▸ EXTRACTED MATERIAL:
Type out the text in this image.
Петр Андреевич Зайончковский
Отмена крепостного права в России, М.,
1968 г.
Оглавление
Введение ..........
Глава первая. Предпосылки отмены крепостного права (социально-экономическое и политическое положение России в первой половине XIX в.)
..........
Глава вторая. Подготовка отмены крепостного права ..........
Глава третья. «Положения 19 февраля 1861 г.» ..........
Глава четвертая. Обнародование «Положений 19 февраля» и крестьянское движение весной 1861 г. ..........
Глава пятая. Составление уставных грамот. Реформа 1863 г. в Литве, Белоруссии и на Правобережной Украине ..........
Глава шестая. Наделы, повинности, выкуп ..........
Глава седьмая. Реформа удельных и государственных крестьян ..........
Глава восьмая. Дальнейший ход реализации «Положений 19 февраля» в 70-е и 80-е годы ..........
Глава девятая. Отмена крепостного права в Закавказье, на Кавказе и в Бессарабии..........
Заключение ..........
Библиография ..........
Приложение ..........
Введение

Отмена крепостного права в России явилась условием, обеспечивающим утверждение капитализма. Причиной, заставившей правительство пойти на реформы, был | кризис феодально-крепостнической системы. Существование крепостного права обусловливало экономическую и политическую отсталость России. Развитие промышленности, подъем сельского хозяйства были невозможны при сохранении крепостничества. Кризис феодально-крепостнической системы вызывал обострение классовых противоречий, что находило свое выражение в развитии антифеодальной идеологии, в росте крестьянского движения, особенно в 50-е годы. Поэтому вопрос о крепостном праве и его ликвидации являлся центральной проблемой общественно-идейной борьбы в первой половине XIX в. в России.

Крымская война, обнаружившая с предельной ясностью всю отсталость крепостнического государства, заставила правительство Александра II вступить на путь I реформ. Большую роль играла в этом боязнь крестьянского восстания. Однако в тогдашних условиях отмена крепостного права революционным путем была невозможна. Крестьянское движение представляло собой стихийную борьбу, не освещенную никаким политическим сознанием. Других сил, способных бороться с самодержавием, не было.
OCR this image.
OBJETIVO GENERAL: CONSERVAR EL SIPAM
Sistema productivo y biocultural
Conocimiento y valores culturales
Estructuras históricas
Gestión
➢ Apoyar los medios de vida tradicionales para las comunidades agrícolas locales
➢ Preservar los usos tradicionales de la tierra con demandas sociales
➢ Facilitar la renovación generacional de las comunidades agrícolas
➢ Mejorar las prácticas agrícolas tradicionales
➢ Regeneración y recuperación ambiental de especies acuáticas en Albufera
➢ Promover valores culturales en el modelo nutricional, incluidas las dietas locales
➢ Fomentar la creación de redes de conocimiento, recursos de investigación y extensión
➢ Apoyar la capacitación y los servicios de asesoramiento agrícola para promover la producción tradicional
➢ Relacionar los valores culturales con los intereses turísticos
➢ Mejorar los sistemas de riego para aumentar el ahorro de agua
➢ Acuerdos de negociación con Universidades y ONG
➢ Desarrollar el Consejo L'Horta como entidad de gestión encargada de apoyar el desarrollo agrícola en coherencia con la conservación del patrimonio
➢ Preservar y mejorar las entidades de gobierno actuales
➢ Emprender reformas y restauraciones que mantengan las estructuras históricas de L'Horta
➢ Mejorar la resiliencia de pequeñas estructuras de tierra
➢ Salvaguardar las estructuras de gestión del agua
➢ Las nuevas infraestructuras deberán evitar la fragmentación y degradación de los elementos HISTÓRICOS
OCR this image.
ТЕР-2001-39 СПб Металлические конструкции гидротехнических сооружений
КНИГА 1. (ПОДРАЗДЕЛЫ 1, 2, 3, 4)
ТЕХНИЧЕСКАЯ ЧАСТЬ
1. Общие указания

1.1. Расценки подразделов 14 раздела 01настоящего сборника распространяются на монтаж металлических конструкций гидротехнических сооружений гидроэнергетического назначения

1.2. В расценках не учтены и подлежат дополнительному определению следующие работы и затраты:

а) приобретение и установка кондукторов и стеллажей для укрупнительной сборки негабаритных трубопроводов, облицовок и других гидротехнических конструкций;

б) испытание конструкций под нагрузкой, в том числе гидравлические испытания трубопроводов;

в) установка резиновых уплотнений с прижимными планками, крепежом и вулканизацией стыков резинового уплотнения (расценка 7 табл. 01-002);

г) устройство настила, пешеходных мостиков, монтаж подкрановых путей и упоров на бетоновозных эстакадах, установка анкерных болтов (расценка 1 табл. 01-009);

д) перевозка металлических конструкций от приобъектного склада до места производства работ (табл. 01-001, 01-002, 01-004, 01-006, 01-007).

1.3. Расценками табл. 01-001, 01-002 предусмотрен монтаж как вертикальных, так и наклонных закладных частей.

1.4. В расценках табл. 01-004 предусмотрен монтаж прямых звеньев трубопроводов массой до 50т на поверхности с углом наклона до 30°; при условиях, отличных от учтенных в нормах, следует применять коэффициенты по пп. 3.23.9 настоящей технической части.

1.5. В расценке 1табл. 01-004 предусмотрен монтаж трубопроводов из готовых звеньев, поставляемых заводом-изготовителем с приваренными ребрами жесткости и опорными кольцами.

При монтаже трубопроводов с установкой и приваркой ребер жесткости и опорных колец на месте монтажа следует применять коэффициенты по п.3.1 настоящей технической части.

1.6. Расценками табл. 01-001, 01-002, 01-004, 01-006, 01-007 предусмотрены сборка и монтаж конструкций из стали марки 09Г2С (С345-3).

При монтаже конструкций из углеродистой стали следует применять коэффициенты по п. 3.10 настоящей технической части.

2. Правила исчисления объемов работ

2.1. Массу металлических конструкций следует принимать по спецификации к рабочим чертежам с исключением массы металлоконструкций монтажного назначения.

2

▸ JOB:
Using the listing above, pull out all lines that hold the word "стали".

▸ EXERCISE SOLUTION:
1.6. Расценками табл. 01-001, 01-002, 01-004, 01-006, 01-007 предусмотрены сборка и монтаж конструкций из стали марки 09Г2С (С345-3).
При монтаже конструкций из углеродистой стали следует применять коэффициенты по п. 3.10 настоящей технической части.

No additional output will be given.